**What is being asked:** Scan the following material for the string "Correlation" and copy each line in which it appears.

**Task inputs:**
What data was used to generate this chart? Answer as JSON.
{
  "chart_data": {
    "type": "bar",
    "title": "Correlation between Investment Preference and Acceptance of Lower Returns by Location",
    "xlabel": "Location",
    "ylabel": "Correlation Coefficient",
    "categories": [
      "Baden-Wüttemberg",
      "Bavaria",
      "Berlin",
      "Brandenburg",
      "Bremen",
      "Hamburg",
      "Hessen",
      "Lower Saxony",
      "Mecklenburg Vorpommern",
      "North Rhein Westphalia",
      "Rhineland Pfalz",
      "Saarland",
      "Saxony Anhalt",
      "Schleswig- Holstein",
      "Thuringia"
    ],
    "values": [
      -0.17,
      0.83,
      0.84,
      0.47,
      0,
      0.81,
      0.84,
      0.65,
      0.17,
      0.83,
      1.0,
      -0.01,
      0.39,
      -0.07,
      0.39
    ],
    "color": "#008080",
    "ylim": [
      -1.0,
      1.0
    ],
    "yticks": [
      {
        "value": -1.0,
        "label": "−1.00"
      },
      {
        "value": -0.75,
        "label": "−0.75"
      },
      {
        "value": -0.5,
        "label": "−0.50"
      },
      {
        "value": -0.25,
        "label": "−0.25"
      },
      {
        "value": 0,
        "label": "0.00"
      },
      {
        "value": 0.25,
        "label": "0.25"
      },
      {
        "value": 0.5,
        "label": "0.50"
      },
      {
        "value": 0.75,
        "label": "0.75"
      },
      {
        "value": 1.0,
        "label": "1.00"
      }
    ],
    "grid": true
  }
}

**Result for this exercise:**
    "title": "Correlation between Investment Preference and Acceptance of Lower Returns by Location",
    "ylabel": "Correlation Coefficient",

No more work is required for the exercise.